>> Begin AVAILABLE DATA
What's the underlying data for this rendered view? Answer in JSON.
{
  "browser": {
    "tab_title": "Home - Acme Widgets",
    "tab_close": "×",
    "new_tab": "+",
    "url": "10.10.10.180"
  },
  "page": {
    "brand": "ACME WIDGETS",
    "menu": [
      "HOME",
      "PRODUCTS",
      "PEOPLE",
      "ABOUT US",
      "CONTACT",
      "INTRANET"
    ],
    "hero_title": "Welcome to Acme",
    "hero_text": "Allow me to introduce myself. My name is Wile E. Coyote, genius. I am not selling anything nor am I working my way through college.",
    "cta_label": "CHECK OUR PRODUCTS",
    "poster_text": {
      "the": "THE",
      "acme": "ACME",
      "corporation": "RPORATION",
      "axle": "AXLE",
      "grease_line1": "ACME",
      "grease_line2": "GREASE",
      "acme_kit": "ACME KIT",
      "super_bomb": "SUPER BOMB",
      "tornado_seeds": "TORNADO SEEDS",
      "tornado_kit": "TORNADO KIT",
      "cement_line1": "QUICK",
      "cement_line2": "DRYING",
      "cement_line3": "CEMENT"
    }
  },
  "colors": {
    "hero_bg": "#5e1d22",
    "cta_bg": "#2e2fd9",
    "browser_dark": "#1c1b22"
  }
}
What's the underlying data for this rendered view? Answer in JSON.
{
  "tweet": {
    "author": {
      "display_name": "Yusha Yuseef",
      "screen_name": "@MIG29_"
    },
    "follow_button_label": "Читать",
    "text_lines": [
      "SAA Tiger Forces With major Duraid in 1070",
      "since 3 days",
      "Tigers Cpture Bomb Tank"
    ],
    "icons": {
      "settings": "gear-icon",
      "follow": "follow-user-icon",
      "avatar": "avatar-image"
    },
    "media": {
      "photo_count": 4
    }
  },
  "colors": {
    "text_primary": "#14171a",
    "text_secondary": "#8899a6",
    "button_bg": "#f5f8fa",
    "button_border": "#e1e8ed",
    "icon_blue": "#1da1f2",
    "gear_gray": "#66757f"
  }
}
>> End AVAILABLE DATA
- [YOUR INSTRUCTIONS]: Repeat every line of the material exactly as given.

- [WRITTEN ANSWER]:
What's the underlying data for this rendered view? Answer in JSON.
{
  "browser": {
    "tab_title": "Home - Acme Widgets",
    "tab_close": "×",
    "new_tab": "+",
    "url": "10.10.10.180"
  },
  "page": {
    "brand": "ACME WIDGETS",
    "menu": [
      "HOME",
      "PRODUCTS",
      "PEOPLE",
      "ABOUT US",
      "CONTACT",
      "INTRANET"
    ],
    "hero_title": "Welcome to Acme",
    "hero_text": "Allow me to introduce myself. My name is Wile E. Coyote, genius. I am not selling anything nor am I working my way through college.",
    "cta_label": "CHECK OUR PRODUCTS",
    "poster_text": {
      "the": "THE",
      "acme": "ACME",
      "corporation": "RPORATION",
      "axle": "AXLE",
      "grease_line1": "ACME",
      "grease_line2": "GREASE",
      "acme_kit": "ACME KIT",
      "super_bomb": "SUPER BOMB",
      "tornado_seeds": "TORNADO SEEDS",
      "tornado_kit": "TORNADO KIT",
      "cement_line1": "QUICK",
      "cement_line2": "DRYING",
      "cement_line3": "CEMENT"
    }
  },
  "colors": {
    "hero_bg": "#5e1d22",
    "cta_bg": "#2e2fd9",
    "browser_dark": "#1c1b22"
  }
}
What's the underlying data for this rendered view? Answer in JSON.
{
  "tweet": {
    "author": {
      "display_name": "Yusha Yuseef",
      "screen_name": "@MIG29_"
    },
    "follow_button_label": "Читать",
    "text_lines": [
      "SAA Tiger Forces With major Duraid in 1070",
      "since 3 days",
      "Tigers Cpture Bomb Tank"
    ],
    "icons": {
      "settings": "gear-icon",
      "follow": "follow-user-icon",
      "avatar": "avatar-image"
    },
    "media": {
      "photo_count": 4
    }
  },
  "colors": {
    "text_primary": "#14171a",
    "text_secondary": "#8899a6",
    "button_bg": "#f5f8fa",
    "button_border": "#e1e8ed",
    "icon_blue": "#1da1f2",
    "gear_gray": "#66757f"
  }
}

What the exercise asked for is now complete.